== MATERIAL FOR THIS EXERCISE ==

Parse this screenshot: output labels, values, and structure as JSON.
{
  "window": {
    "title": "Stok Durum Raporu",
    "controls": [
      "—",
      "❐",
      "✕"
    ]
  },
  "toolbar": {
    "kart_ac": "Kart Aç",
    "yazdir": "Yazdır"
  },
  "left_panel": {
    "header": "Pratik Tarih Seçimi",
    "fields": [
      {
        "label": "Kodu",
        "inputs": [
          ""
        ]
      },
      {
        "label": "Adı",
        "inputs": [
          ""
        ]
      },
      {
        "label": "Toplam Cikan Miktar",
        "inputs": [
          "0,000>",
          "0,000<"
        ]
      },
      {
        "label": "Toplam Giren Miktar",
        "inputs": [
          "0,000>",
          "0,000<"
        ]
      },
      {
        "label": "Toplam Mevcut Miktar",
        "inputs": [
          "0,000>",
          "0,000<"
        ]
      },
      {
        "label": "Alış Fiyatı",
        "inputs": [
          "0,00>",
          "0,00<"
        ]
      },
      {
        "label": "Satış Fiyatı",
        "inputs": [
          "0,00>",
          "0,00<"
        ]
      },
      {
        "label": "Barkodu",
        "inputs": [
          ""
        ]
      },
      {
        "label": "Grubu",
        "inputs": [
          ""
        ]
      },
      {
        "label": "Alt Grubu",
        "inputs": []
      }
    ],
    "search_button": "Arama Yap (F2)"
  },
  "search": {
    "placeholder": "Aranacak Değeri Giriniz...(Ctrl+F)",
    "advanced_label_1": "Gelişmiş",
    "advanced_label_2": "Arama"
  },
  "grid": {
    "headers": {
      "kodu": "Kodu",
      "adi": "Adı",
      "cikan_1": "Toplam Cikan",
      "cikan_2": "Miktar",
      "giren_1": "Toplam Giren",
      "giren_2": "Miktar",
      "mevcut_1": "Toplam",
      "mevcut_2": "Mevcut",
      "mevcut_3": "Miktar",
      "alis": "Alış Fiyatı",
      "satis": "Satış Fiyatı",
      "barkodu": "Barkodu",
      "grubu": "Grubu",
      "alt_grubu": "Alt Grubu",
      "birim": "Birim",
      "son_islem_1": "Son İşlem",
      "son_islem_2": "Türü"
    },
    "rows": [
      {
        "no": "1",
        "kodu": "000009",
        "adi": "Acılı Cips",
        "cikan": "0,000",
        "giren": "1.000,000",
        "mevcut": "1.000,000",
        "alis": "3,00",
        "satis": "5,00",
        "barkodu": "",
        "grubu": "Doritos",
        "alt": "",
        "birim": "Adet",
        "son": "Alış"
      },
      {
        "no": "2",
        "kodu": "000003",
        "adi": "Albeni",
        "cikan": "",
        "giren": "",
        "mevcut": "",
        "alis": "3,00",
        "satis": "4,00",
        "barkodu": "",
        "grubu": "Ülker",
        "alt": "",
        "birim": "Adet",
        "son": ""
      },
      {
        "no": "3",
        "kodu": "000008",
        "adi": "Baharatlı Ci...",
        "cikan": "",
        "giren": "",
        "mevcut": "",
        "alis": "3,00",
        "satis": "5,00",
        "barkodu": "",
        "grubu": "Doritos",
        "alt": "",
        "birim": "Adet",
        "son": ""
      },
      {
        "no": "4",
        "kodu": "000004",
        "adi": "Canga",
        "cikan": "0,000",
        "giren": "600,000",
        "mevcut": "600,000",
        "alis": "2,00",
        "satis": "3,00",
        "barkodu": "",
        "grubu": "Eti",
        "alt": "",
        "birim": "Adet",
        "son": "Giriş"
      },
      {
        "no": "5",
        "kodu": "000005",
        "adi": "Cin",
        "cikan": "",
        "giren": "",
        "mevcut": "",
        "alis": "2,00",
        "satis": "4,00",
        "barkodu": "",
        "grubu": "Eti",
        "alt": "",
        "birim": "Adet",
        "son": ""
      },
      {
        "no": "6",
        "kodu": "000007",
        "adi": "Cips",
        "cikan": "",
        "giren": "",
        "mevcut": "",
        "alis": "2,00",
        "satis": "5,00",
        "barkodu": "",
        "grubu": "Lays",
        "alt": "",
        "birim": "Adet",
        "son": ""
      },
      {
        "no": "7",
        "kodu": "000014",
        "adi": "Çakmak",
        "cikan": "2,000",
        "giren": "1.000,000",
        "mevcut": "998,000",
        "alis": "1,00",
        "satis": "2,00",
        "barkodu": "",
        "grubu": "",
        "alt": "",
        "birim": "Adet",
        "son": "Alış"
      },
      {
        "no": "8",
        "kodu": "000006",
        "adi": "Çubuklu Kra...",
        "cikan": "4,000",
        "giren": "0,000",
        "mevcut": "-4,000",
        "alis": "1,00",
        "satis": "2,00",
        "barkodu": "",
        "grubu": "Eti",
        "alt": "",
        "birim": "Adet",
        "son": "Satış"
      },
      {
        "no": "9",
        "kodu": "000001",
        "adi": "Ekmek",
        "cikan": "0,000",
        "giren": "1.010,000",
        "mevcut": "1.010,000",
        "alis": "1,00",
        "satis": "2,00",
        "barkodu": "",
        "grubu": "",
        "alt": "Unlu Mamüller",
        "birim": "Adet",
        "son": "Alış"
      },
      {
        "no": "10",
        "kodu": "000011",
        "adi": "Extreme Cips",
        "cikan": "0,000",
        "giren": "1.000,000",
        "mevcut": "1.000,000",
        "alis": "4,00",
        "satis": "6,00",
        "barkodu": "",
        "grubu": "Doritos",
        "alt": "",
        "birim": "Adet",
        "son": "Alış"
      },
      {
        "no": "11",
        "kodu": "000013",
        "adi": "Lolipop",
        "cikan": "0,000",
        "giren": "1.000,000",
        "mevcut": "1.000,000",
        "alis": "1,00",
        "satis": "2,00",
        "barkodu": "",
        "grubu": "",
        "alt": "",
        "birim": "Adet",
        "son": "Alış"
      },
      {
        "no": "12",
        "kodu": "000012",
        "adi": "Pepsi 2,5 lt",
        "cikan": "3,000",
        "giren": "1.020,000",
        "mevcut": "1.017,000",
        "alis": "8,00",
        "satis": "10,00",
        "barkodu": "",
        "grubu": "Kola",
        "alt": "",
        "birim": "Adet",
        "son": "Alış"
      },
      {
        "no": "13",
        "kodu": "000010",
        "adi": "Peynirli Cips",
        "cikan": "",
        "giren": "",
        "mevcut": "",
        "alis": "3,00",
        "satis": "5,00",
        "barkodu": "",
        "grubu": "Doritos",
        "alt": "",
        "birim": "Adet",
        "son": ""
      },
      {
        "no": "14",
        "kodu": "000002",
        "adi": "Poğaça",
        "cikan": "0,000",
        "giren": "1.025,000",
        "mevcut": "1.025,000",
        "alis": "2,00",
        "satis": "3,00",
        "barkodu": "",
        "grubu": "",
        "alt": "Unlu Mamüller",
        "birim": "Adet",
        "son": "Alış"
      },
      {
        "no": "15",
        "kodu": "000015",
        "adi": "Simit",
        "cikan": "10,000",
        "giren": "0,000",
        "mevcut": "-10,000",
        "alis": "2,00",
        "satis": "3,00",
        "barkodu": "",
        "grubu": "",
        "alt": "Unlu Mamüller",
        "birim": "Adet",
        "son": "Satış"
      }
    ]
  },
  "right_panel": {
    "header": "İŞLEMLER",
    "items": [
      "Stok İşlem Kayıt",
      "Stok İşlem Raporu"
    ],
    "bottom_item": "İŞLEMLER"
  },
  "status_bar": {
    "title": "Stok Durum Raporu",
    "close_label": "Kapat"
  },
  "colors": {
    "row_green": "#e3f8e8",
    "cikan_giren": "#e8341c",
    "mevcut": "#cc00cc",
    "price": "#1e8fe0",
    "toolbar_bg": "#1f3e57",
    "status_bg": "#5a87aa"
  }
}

===
== MATERIAL FOR THIS EXERCISE ==

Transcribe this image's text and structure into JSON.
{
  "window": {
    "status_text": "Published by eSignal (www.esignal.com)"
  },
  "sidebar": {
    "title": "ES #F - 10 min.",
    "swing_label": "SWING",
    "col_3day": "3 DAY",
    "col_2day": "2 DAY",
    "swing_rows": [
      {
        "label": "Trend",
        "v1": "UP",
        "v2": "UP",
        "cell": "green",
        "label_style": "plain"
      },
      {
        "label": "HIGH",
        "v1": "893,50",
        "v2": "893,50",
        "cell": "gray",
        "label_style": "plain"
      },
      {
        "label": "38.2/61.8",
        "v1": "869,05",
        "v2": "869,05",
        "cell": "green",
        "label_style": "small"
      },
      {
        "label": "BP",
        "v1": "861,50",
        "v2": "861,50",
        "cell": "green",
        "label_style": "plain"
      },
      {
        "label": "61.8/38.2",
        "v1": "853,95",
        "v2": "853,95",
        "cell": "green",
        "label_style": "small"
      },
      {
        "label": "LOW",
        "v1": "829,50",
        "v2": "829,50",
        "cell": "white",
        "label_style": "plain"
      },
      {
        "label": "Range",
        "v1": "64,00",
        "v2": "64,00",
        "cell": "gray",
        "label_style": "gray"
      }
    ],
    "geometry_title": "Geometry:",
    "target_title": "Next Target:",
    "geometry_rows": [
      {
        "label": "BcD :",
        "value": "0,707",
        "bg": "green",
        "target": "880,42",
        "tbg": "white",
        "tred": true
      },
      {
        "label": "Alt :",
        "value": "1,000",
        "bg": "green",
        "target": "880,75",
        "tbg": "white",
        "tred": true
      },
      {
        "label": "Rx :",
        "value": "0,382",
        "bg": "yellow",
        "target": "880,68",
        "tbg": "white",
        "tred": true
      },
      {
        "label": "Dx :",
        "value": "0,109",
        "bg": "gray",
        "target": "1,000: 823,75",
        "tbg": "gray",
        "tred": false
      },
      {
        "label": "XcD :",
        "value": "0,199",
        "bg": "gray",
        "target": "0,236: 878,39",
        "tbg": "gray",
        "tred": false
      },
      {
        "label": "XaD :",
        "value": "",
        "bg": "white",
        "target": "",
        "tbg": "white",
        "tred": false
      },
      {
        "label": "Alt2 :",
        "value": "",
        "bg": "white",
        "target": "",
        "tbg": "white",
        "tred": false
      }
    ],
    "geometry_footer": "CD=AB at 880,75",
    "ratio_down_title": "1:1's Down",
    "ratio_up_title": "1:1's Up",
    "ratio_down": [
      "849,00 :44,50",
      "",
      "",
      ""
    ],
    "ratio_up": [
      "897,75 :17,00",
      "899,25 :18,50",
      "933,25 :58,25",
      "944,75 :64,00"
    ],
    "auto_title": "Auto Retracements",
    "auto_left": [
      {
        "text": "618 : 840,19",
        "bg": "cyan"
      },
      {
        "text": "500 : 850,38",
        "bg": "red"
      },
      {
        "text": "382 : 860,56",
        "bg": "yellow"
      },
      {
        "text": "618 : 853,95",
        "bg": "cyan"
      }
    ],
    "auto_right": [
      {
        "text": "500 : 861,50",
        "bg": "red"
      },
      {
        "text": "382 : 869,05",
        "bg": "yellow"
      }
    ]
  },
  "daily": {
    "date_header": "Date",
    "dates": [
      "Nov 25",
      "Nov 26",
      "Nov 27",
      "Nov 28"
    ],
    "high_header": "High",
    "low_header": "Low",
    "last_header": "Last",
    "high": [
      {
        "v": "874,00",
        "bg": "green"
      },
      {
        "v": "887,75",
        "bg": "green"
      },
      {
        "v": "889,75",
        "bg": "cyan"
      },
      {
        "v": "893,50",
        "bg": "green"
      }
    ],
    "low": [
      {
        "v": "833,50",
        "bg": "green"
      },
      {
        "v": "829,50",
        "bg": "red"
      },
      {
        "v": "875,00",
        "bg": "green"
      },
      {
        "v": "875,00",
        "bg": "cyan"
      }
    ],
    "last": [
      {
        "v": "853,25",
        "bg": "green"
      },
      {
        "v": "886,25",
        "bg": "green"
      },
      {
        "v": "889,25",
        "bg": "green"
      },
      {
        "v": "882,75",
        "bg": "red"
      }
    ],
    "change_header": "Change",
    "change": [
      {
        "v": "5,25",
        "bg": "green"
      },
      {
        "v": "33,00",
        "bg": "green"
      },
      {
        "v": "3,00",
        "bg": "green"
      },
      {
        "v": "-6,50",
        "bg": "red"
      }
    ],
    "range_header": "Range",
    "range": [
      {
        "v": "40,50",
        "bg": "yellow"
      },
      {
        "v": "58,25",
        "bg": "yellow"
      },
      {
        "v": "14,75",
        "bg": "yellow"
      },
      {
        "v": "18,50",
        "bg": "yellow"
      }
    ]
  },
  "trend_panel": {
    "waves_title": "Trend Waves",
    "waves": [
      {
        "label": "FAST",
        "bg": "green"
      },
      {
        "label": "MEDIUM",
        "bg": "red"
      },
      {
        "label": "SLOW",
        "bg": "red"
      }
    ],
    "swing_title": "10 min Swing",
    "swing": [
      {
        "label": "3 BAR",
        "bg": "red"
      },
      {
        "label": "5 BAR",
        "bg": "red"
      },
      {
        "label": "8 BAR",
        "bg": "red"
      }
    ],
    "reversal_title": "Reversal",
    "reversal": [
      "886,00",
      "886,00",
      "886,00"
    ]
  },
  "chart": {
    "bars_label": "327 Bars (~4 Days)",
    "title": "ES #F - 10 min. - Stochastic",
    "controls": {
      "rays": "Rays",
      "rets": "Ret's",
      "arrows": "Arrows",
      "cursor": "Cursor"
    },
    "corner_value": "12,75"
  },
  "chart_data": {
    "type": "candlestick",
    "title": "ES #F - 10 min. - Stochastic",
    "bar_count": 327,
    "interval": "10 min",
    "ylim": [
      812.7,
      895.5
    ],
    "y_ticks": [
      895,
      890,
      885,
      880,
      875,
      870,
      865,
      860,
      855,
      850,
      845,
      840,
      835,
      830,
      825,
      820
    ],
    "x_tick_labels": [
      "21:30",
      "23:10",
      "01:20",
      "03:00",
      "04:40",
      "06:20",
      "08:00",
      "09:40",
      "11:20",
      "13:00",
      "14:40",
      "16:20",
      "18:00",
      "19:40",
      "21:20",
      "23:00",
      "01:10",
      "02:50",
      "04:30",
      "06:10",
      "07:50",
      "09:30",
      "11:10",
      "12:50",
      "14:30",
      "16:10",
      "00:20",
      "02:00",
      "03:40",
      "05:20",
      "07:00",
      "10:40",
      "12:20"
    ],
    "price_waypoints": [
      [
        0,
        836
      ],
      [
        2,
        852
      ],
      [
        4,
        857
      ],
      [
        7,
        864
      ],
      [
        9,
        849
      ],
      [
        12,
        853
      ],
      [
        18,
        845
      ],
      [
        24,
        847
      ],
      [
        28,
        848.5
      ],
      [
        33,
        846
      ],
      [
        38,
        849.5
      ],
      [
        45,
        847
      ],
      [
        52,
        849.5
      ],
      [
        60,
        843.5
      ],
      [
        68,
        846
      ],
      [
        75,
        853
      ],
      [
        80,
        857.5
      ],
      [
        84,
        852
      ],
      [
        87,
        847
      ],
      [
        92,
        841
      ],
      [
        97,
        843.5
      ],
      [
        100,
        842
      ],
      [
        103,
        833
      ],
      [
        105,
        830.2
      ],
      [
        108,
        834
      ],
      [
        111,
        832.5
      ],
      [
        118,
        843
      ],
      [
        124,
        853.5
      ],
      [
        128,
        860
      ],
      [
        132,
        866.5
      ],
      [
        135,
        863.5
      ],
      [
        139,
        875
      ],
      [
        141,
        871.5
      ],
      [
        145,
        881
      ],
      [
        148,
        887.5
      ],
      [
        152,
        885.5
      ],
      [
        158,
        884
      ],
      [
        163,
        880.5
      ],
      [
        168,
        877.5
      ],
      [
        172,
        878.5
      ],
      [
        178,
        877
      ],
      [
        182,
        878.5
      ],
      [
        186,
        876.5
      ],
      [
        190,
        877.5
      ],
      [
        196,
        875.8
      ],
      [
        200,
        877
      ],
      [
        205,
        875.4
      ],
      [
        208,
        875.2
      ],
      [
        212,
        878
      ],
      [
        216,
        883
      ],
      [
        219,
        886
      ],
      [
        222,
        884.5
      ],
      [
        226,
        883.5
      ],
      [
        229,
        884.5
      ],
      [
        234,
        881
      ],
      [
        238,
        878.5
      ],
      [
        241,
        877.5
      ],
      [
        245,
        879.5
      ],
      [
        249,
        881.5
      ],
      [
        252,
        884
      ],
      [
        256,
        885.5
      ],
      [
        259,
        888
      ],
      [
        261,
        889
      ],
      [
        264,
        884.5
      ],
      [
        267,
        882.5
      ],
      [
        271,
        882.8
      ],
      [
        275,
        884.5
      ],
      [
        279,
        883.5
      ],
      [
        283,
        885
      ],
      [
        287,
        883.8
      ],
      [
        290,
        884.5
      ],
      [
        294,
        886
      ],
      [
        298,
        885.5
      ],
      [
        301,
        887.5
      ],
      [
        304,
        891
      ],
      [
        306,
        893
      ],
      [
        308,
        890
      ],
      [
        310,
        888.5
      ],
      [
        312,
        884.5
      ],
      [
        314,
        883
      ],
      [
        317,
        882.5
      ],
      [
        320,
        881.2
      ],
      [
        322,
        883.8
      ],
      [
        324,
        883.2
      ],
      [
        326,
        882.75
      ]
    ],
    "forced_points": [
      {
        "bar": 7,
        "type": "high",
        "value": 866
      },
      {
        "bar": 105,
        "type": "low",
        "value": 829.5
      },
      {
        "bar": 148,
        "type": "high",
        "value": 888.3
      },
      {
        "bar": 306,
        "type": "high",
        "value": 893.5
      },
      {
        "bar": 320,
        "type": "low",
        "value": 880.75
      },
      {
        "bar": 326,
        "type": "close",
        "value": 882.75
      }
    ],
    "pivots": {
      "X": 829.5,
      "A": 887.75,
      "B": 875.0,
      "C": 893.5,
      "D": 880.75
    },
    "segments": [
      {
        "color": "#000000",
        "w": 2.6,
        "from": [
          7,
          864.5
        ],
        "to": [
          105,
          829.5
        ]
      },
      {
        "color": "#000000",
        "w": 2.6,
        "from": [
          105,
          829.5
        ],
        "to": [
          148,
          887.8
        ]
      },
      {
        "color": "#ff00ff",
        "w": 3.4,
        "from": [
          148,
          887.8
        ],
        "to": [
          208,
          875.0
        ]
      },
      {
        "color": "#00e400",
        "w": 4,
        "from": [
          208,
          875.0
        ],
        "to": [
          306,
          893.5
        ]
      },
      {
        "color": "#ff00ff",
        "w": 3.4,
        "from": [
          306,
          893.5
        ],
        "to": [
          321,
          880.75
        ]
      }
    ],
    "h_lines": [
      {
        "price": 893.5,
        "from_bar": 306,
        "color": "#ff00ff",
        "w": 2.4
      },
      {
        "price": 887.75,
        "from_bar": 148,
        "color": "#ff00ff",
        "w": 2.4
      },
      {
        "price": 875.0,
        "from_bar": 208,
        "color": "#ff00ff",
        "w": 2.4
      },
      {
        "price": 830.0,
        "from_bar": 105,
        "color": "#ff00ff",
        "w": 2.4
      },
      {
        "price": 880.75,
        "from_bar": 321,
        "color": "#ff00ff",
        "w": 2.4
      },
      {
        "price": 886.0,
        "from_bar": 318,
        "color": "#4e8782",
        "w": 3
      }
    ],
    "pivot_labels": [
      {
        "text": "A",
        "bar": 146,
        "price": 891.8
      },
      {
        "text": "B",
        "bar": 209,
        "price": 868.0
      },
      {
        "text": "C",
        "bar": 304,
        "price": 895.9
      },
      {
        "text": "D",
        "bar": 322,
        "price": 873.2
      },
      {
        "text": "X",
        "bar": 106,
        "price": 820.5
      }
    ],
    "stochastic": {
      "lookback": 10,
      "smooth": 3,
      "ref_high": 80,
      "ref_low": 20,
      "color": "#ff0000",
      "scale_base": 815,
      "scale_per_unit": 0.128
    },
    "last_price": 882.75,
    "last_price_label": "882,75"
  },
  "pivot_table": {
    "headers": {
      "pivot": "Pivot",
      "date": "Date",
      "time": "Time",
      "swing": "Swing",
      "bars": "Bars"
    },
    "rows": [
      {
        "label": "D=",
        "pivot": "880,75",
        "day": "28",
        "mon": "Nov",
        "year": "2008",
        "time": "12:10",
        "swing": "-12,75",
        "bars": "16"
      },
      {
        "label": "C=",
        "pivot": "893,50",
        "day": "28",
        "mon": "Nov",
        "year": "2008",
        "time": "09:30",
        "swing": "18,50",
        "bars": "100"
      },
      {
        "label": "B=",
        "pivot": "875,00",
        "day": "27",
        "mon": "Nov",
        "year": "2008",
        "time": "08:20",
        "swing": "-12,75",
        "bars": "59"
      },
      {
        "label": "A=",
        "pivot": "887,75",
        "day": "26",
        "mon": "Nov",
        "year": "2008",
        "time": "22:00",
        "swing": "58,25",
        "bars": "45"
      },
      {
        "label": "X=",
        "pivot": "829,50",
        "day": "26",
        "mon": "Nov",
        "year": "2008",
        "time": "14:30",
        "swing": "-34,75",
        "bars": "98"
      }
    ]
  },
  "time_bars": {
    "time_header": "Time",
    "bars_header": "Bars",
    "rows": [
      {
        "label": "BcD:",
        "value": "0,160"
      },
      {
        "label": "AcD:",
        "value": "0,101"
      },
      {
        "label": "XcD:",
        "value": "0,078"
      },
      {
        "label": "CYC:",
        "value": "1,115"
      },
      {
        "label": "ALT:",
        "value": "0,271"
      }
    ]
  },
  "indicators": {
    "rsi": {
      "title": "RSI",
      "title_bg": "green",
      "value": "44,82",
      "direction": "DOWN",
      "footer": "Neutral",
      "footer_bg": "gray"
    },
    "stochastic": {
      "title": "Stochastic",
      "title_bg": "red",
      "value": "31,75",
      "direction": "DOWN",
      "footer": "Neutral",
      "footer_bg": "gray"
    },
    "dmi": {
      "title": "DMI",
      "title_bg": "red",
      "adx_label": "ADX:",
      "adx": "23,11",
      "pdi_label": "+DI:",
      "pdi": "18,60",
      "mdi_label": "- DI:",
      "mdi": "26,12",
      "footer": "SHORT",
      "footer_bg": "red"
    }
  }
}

===

* _WORK INSTRUCTIONS_
Go through the records and show every line with the string "Cips" in it.

* _TASK RESPONSE_
        "adi": "Acılı Cips",
        "adi": "Cips",
        "adi": "Extreme Cips",
        "adi": "Peynirli Cips",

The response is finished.